─── EXERCISE DATA

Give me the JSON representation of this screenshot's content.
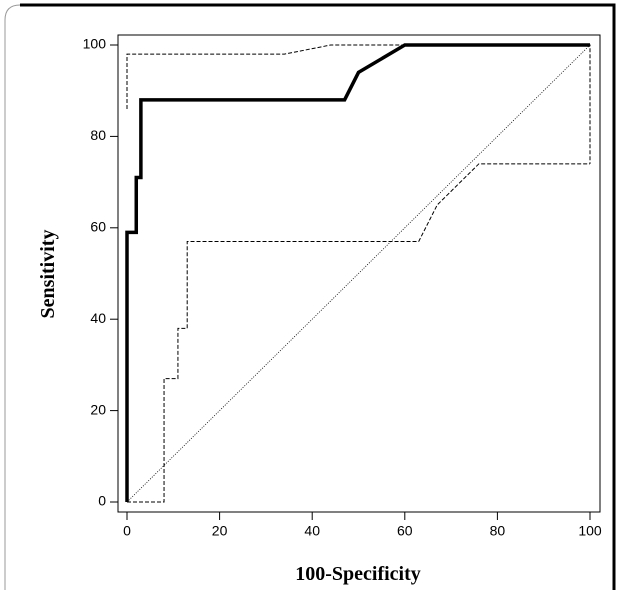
{
  "chart_data": {
    "type": "line",
    "xlabel": "100-Specificity",
    "ylabel": "Sensitivity",
    "xlim": [
      0,
      100
    ],
    "ylim": [
      0,
      100
    ],
    "xticks": [
      0,
      20,
      40,
      60,
      80,
      100
    ],
    "yticks": [
      0,
      20,
      40,
      60,
      80,
      100
    ],
    "series": [
      {
        "color": "#000000",
        "style": "solid",
        "width": 3.5,
        "x": [
          0,
          0,
          2,
          2,
          3,
          3,
          47,
          50,
          60,
          100
        ],
        "values": [
          0,
          59,
          59,
          71,
          71,
          88,
          88,
          94,
          100,
          100
        ]
      },
      {
        "color": "#000000",
        "style": "dashed",
        "width": 1,
        "x": [
          0,
          0,
          0,
          34,
          44,
          100,
          100
        ],
        "values": [
          86,
          92,
          98,
          98,
          100,
          100,
          74
        ]
      },
      {
        "color": "#000000",
        "style": "dashed",
        "width": 1,
        "x": [
          0,
          8,
          8,
          11,
          11,
          13,
          13,
          63,
          67,
          76,
          100
        ],
        "values": [
          0,
          0,
          27,
          27,
          38,
          38,
          57,
          57,
          65,
          74,
          74
        ]
      },
      {
        "color": "#000000",
        "style": "dotted",
        "width": 0.8,
        "x": [
          0,
          100
        ],
        "values": [
          0,
          100
        ]
      }
    ]
  }
}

──────

STATED EXERCISE » Your task is to transcribe all of the records precisely, with no images included.

TASK ANSWER »
Give me the JSON representation of this screenshot's content.
{
  "chart_data": {
    "type": "line",
    "xlabel": "100-Specificity",
    "ylabel": "Sensitivity",
    "xlim": [
      0,
      100
    ],
    "ylim": [
      0,
      100
    ],
    "xticks": [
      0,
      20,
      40,
      60,
      80,
      100
    ],
    "yticks": [
      0,
      20,
      40,
      60,
      80,
      100
    ],
    "series": [
      {
        "color": "#000000",
        "style": "solid",
        "width": 3.5,
        "x": [
          0,
          0,
          2,
          2,
          3,
          3,
          47,
          50,
          60,
          100
        ],
        "values": [
          0,
          59,
          59,
          71,
          71,
          88,
          88,
          94,
          100,
          100
        ]
      },
      {
        "color": "#000000",
        "style": "dashed",
        "width": 1,
        "x": [
          0,
          0,
          0,
          34,
          44,
          100,
          100
        ],
        "values": [
          86,
          92,
          98,
          98,
          100,
          100,
          74
        ]
      },
      {
        "color": "#000000",
        "style": "dashed",
        "width": 1,
        "x": [
          0,
          8,
          8,
          11,
          11,
          13,
          13,
          63,
          67,
          76,
          100
        ],
        "values": [
          0,
          0,
          27,
          27,
          38,
          38,
          57,
          57,
          65,
          74,
          74
        ]
      },
      {
        "color": "#000000",
        "style": "dotted",
        "width": 0.8,
        "x": [
          0,
          100
        ],
        "values": [
          0,
          100
        ]
      }
    ]
  }
}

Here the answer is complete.